**Set exercise**
Identify the lines that contain the word "сферах", then copy them.

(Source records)
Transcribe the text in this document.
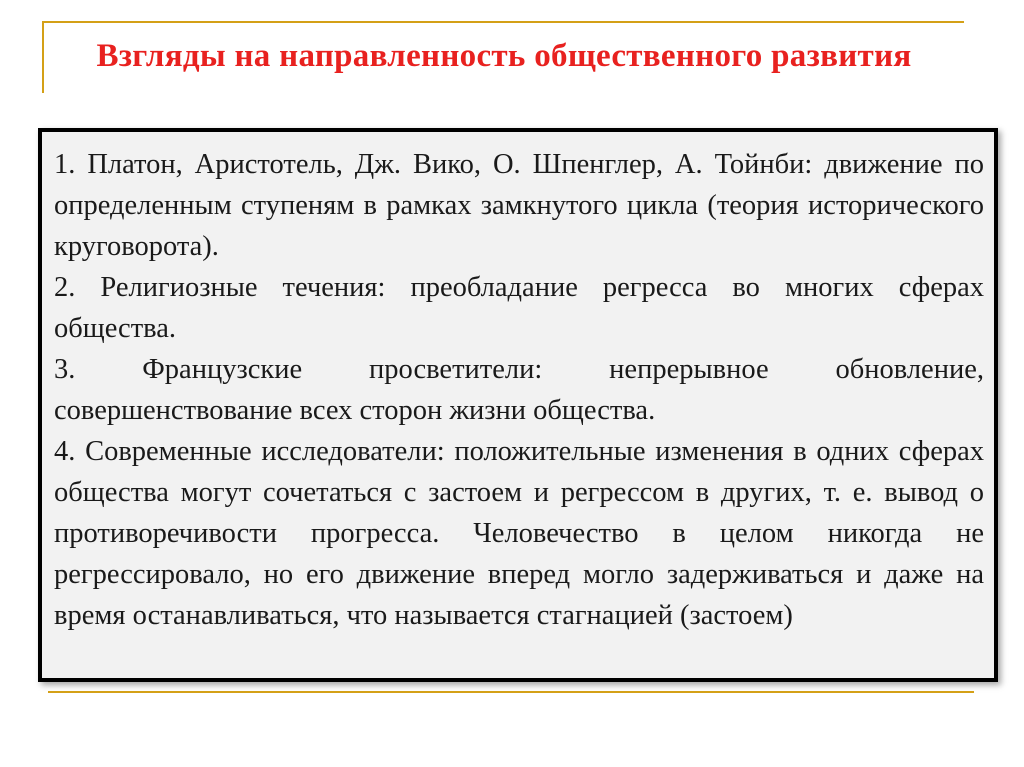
Взгляды на направленность общественного развития

1. Платон, Аристотель, Дж. Вико, О. Шпенглер, А. Тойнби: движение по определенным ступеням в рамках замкнутого цикла (теория исторического круговорота).

2. Религиозные течения: преобладание регресса во многих сферах общества.

3. Французские просветители: непрерывное обновление, совершенствование всех сторон жизни общества.

4. Современные исследователи: положительные изменения в одних сферах общества могут сочетаться с застоем и регрессом в других, т. е. вывод о противоречивости прогресса. Человечество в целом никогда не регрессировало, но его движение вперед могло задерживаться и даже на время останавливаться, что называется стагнацией (застоем)
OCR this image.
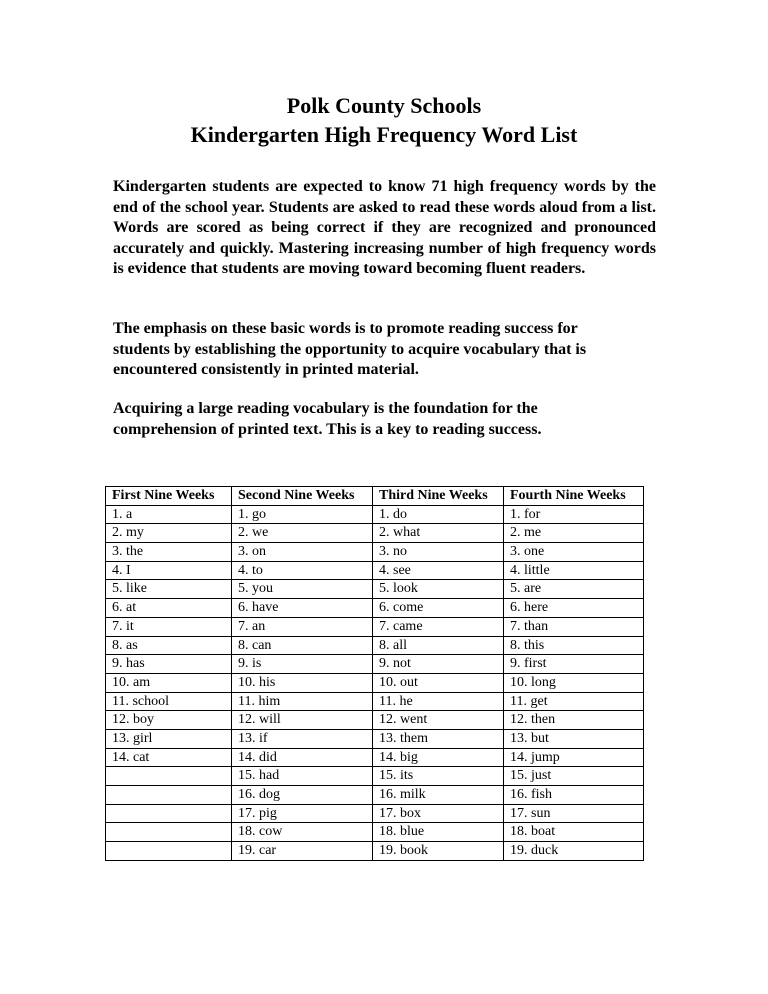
Polk County Schools
Kindergarten High Frequency Word List

Kindergarten students are expected to know 71 high frequency words by the end of the school year. Students are asked to read these words aloud from a list. Words are scored as being correct if they are recognized and pronounced accurately and quickly. Mastering increasing number of high frequency words is evidence that students are moving toward becoming fluent readers.

The emphasis on these basic words is to promote reading success for
students by establishing the opportunity to acquire vocabulary that is
encountered consistently in printed material.
Acquiring a large reading vocabulary is the foundation for the
comprehension of printed text. This is a key to reading success.
First Nine Weeks	Second Nine Weeks	Third Nine Weeks	Fourth Nine Weeks
1. a	1. go	1. do	1. for
2. my	2. we	2. what	2. me
3. the	3. on	3. no	3. one
4. I	4. to	4. see	4. little
5. like	5. you	5. look	5. are
6. at	6. have	6. come	6. here
7. it	7. an	7. came	7. than
8. as	8. can	8. all	8. this
9. has	9. is	9. not	9. first
10. am	10. his	10. out	10. long
11. school	11. him	11. he	11. get
12. boy	12. will	12. went	12. then
13. girl	13. if	13. them	13. but
14. cat	14. did	14. big	14. jump
	15. had	15. its	15. just
	16. dog	16. milk	16. fish
	17. pig	17. box	17. sun
	18. cow	18. blue	18. boat
	19. car	19. book	19. duck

**Problem solution**
2. Религиозные течения: преобладание регресса во многих сферах общества.
4. Современные исследователи: положительные изменения в одних сферах общества могут сочетаться с застоем и регрессом в других, т. е. вывод о противоречивости прогресса. Человечество в целом никогда не регрессировало, но его движение вперед могло задерживаться и даже на время останавливаться, что называется стагнацией (застоем)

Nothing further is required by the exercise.